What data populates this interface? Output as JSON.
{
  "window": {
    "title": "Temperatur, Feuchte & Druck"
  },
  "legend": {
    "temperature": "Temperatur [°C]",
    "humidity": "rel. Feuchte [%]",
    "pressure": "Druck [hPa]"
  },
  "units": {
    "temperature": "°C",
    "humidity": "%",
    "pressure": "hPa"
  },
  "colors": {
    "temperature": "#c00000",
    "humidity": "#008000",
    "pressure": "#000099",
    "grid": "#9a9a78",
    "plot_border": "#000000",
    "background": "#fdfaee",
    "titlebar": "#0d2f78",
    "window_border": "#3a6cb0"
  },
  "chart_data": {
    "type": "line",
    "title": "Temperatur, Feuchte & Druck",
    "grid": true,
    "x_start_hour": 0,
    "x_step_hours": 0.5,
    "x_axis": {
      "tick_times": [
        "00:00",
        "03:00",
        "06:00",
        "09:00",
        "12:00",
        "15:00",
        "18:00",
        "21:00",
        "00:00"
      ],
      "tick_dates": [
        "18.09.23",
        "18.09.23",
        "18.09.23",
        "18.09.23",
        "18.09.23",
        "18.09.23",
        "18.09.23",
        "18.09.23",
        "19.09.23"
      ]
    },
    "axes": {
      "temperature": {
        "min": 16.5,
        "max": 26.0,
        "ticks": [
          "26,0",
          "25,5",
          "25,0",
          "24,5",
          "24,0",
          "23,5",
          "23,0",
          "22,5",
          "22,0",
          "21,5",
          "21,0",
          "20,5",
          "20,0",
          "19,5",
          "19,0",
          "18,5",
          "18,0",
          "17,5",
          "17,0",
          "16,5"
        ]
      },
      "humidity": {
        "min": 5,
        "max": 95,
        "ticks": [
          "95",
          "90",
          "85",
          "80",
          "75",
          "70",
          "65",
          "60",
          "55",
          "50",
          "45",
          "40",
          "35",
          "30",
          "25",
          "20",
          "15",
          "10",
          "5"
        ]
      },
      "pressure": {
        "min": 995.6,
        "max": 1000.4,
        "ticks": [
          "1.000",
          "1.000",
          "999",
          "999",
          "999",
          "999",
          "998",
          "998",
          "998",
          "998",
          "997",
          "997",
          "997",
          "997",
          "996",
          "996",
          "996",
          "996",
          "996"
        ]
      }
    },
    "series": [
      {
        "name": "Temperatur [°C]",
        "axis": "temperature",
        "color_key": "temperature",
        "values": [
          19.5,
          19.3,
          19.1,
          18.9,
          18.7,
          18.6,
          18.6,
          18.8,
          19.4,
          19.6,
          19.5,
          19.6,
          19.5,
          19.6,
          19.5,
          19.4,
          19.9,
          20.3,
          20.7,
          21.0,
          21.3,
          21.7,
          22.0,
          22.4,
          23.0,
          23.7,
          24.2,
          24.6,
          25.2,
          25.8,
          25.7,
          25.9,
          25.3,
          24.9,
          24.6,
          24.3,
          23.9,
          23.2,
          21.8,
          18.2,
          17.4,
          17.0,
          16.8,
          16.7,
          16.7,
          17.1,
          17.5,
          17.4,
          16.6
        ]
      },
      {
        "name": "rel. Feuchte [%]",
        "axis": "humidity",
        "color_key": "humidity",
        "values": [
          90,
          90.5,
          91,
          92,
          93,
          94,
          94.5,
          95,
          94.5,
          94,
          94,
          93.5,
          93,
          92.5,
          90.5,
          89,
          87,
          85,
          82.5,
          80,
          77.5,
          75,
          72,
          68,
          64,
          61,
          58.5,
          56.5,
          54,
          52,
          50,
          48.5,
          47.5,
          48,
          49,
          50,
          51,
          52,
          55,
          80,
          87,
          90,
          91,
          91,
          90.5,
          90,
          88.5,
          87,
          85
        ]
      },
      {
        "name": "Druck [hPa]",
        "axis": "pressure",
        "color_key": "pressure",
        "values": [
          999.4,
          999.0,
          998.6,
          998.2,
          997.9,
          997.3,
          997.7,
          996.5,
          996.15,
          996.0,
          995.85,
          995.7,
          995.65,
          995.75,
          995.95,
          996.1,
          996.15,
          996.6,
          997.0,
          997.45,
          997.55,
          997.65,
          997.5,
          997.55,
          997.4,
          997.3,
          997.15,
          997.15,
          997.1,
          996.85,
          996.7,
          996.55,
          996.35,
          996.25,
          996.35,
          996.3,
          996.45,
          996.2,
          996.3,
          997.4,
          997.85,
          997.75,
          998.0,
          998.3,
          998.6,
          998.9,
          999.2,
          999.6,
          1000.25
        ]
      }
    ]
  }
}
* * *
Output the records exactly, including every line.

What data populates this interface? Output as JSON.
{
  "window": {
    "title": "Temperatur, Feuchte & Druck"
  },
  "legend": {
    "temperature": "Temperatur [°C]",
    "humidity": "rel. Feuchte [%]",
    "pressure": "Druck [hPa]"
  },
  "units": {
    "temperature": "°C",
    "humidity": "%",
    "pressure": "hPa"
  },
  "colors": {
    "temperature": "#c00000",
    "humidity": "#008000",
    "pressure": "#000099",
    "grid": "#9a9a78",
    "plot_border": "#000000",
    "background": "#fdfaee",
    "titlebar": "#0d2f78",
    "window_border": "#3a6cb0"
  },
  "chart_data": {
    "type": "line",
    "title": "Temperatur, Feuchte & Druck",
    "grid": true,
    "x_start_hour": 0,
    "x_step_hours": 0.5,
    "x_axis": {
      "tick_times": [
        "00:00",
        "03:00",
        "06:00",
        "09:00",
        "12:00",
        "15:00",
        "18:00",
        "21:00",
        "00:00"
      ],
      "tick_dates": [
        "18.09.23",
        "18.09.23",
        "18.09.23",
        "18.09.23",
        "18.09.23",
        "18.09.23",
        "18.09.23",
        "18.09.23",
        "19.09.23"
      ]
    },
    "axes": {
      "temperature": {
        "min": 16.5,
        "max": 26.0,
        "ticks": [
          "26,0",
          "25,5",
          "25,0",
          "24,5",
          "24,0",
          "23,5",
          "23,0",
          "22,5",
          "22,0",
          "21,5",
          "21,0",
          "20,5",
          "20,0",
          "19,5",
          "19,0",
          "18,5",
          "18,0",
          "17,5",
          "17,0",
          "16,5"
        ]
      },
      "humidity": {
        "min": 5,
        "max": 95,
        "ticks": [
          "95",
          "90",
          "85",
          "80",
          "75",
          "70",
          "65",
          "60",
          "55",
          "50",
          "45",
          "40",
          "35",
          "30",
          "25",
          "20",
          "15",
          "10",
          "5"
        ]
      },
      "pressure": {
        "min": 995.6,
        "max": 1000.4,
        "ticks": [
          "1.000",
          "1.000",
          "999",
          "999",
          "999",
          "999",
          "998",
          "998",
          "998",
          "998",
          "997",
          "997",
          "997",
          "997",
          "996",
          "996",
          "996",
          "996",
          "996"
        ]
      }
    },
    "series": [
      {
        "name": "Temperatur [°C]",
        "axis": "temperature",
        "color_key": "temperature",
        "values": [
          19.5,
          19.3,
          19.1,
          18.9,
          18.7,
          18.6,
          18.6,
          18.8,
          19.4,
          19.6,
          19.5,
          19.6,
          19.5,
          19.6,
          19.5,
          19.4,
          19.9,
          20.3,
          20.7,
          21.0,
          21.3,
          21.7,
          22.0,
          22.4,
          23.0,
          23.7,
          24.2,
          24.6,
          25.2,
          25.8,
          25.7,
          25.9,
          25.3,
          24.9,
          24.6,
          24.3,
          23.9,
          23.2,
          21.8,
          18.2,
          17.4,
          17.0,
          16.8,
          16.7,
          16.7,
          17.1,
          17.5,
          17.4,
          16.6
        ]
      },
      {
        "name": "rel. Feuchte [%]",
        "axis": "humidity",
        "color_key": "humidity",
        "values": [
          90,
          90.5,
          91,
          92,
          93,
          94,
          94.5,
          95,
          94.5,
          94,
          94,
          93.5,
          93,
          92.5,
          90.5,
          89,
          87,
          85,
          82.5,
          80,
          77.5,
          75,
          72,
          68,
          64,
          61,
          58.5,
          56.5,
          54,
          52,
          50,
          48.5,
          47.5,
          48,
          49,
          50,
          51,
          52,
          55,
          80,
          87,
          90,
          91,
          91,
          90.5,
          90,
          88.5,
          87,
          85
        ]
      },
      {
        "name": "Druck [hPa]",
        "axis": "pressure",
        "color_key": "pressure",
        "values": [
          999.4,
          999.0,
          998.6,
          998.2,
          997.9,
          997.3,
          997.7,
          996.5,
          996.15,
          996.0,
          995.85,
          995.7,
          995.65,
          995.75,
          995.95,
          996.1,
          996.15,
          996.6,
          997.0,
          997.45,
          997.55,
          997.65,
          997.5,
          997.55,
          997.4,
          997.3,
          997.15,
          997.15,
          997.1,
          996.85,
          996.7,
          996.55,
          996.35,
          996.25,
          996.35,
          996.3,
          996.45,
          996.2,
          996.3,
          997.4,
          997.85,
          997.75,
          998.0,
          998.3,
          998.6,
          998.9,
          999.2,
          999.6,
          1000.25
        ]
      }
    ]
  }
}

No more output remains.